• **Exercise 1**
Echo word for word the portion of the Ubuntu discussion below that opens with the words containing "People need to" and closes with "one of them.".
• **Exercise 2**
Translate this sentence from the Ubuntu discussion below into Spanish: "Today's upgrade was pretty smooth and uneventful."
• **Exercise 3**
Pick up the discussion about Ubuntu below after its final line and continue it.
── Text shown ──
And my point was that you shouldn't let one distro's failures set your expectations so low that this is acceptable and normal.


I've only ever had one hose my system but that's because I locked the screen while the upgrade was in progress. The upgrade never finished because I couldn't unlock and answer any of its conflict resolution questions.

Today's upgrade was pretty smooth and uneventful.


Mine (Asus Zenbook ux31a) doesn't even boot to dekstop anymore with the default kernel. X server just says fatal error, no screens found. Using kernel 3.8 now and things seems to work.



Ubuntu is not going the direction I want for "my Linux. 1. Mir is a huge mistake (My opinion) 2. Unity (Well I am tiled window manager (i3) guy now so all DEs) I really don't like the flow of OS X and it is starting to really look more like OS X. DEFAULT an easily be changed. 3. Lack of community between the Linux ecosystem. Millions is spent on Ubuntu but seems like little makes it upstream. 4. Software Center. They need to just take OpenSUSE's one-click model and get rid of their current model of App Store and the horrible app model. (My model) 5. Their Developer SDK to "Write once, run everywhere." If I had a nickel for every time that was promised (Java looking at you) Once again OpenSUSE Build Service is the most underused Linux tool in the last decade https://build.opensuse.org/ Build it there and also build packages for other Distros also.

Now after my list I have Ubuntu running my home server right now and well it is solid. I use OpenSUSE at work and Arch Linux on my tiny laptop and like those experiences more.

People need to look at OpenSUSE again!


All of your complaints seem to be about the defaults. That's fine, but I don't see that it makes sense to switch distribution because you don't like the defaults, given that all the other options are available inside Debian and/or Ubuntu as well. There's Xubuntu, Lubuntu, Ubuntu GNOME, Kubuntu etc. all of which have different desktop environment defaults, enthusiastic developers who look after it. Some intend to switch to Mir, and some do not. Switching distribution because you don't like the main Ubuntu flavour's defaults is just fragmentation when there's no need for it. There may be plenty of valid reasons, but not liking the defaults is not one of them.

> Millions is spent on Ubuntu but seems like little makes it upstream.
───
── Dataset extract ──
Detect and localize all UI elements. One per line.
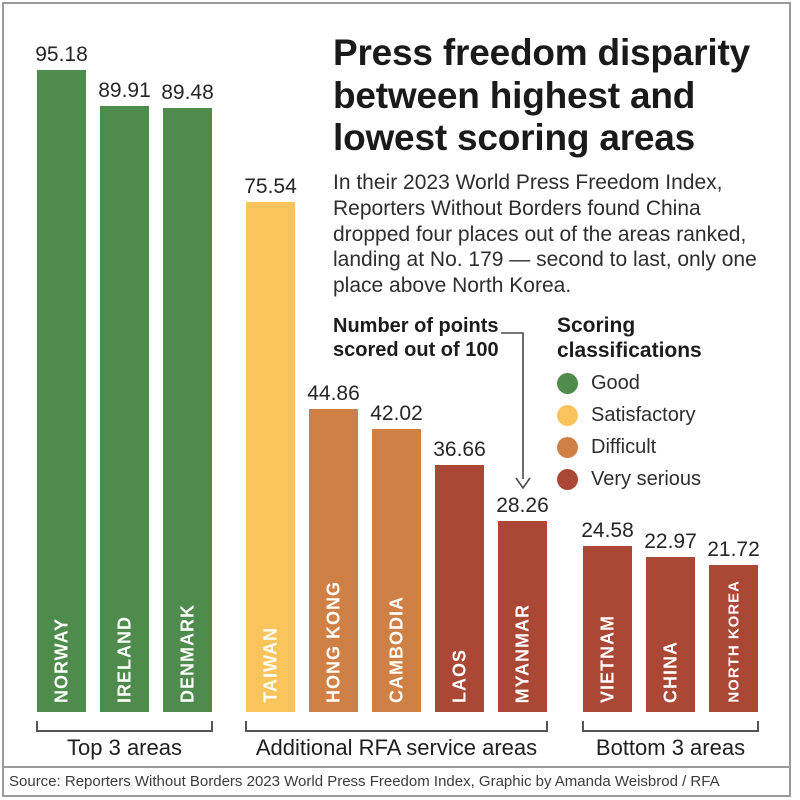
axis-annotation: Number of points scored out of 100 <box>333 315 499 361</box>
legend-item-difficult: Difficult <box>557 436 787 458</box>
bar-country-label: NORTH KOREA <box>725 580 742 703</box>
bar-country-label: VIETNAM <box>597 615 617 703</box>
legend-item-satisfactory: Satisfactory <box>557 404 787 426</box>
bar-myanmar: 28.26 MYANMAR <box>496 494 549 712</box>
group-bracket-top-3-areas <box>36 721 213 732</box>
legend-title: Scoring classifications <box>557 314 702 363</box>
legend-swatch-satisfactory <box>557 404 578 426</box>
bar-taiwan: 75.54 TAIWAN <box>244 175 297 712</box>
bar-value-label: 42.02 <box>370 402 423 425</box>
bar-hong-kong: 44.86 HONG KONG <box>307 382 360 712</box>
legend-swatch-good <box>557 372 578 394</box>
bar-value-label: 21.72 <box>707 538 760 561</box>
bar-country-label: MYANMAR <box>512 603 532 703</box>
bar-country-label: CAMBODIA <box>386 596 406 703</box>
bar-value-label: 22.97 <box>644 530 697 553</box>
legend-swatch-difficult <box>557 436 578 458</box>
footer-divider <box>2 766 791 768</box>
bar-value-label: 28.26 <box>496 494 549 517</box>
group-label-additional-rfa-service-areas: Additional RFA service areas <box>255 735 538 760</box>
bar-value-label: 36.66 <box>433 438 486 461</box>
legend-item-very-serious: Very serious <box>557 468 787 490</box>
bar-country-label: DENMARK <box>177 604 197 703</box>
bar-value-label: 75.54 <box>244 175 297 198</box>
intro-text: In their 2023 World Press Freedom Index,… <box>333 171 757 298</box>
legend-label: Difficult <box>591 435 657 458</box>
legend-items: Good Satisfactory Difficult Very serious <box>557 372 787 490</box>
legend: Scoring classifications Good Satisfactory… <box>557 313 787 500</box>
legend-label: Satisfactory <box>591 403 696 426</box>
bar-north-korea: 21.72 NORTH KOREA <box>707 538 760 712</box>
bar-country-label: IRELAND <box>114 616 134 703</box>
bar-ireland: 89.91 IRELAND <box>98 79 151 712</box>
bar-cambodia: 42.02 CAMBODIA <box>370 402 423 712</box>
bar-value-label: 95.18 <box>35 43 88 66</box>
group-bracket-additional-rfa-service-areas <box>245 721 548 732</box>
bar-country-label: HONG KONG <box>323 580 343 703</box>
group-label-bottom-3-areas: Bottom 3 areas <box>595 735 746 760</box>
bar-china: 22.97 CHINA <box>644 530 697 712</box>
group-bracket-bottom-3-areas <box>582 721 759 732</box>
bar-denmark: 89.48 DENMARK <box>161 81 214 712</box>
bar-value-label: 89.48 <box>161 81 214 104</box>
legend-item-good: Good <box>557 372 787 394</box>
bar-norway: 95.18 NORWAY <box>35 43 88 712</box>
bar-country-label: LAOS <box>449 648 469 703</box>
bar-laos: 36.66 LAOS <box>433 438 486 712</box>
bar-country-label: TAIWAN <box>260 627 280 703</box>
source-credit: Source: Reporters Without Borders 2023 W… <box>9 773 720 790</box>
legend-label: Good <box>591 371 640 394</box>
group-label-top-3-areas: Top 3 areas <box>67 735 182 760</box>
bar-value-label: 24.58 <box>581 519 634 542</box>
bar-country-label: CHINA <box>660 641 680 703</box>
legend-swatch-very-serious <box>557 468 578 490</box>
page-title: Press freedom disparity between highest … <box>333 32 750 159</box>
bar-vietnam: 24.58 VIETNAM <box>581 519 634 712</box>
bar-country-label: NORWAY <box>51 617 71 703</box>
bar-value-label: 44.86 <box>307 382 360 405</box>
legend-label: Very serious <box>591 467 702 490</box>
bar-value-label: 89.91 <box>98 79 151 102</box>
───
── Dataset extract ──
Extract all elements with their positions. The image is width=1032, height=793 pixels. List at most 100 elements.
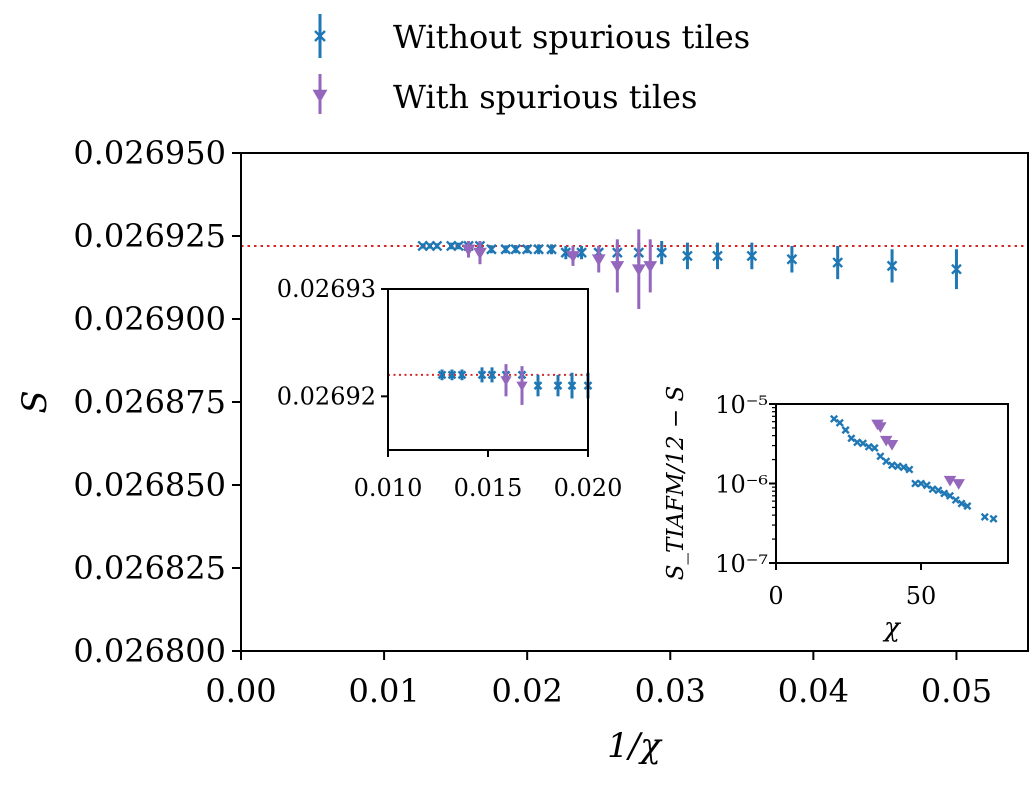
───
• **Task result 1**
People need to look at OpenSUSE again!


All of your complaints seem to be about the defaults. That's fine, but I don't see that it makes sense to switch distribution because you don't like the defaults, given that all the other options are available inside Debian and/or Ubuntu as well. There's Xubuntu, Lubuntu, Ubuntu GNOME, Kubuntu etc. all of which have different desktop environment defaults, enthusiastic developers who look after it. Some intend to switch to Mir, and some do not. Switching distribution because you don't like the main Ubuntu flavour's defaults is just fragmentation when there's no need for it. There may be plenty of valid reasons, but not liking the defaults is not one of them.

• **Task result 2**
La actualización de hoy fue bastante fluida y sin incidentes.

• **Task result 3**
I don't think you appreciate how much work does go upstream. Thousands of patches go upstream (eg. http://udd.debian.org/cgi-bin/ubuntu_usertag.cgi; and that's just stuff that went directly Debian and was tagged as such). Driver work for new hardware enablements go to the upstream kernel so that Ubuntu developers don't have to maintain it. And Canonical is upstream for a number of projects (eg. they pioneered faster boot speeds with upstart, which went into RHEL). You just don't see this in action because the community works, and work done in one distribution ends up in all the others. So you don't realise how much of the other distribution you're using involves work originally done in Ubuntu.


ripb "All of your complaints seem to be about the defaults."

Only one of five is a default issue and I even declared it a default issue and how I go around defaults.

1. Mir is a huge mistake (My opinion)

2. Unity (Well I am tiled window manager (i3) guy now so all DEs) I really don't like the flow of OS X and it is starting to really look more like OS X. DEFAULT an easily be changed.

3. Lack of community between the Linux ecosystem. Millions is spent on Ubuntu but seems like little makes it upstream.

4. Software Center. They need to just take OpenSUSE's one-click model and get rid of their current model of App Store and the horrible app model. (My model)

5. Their Developer SDK to "Write once, run everywhere." If I had a nickel for every time that was promised (Java looking at you) Once again OpenSUSE Build Service is the most underused Linux tool in the last decade


> 1. Mir is a huge mistake (My opinion)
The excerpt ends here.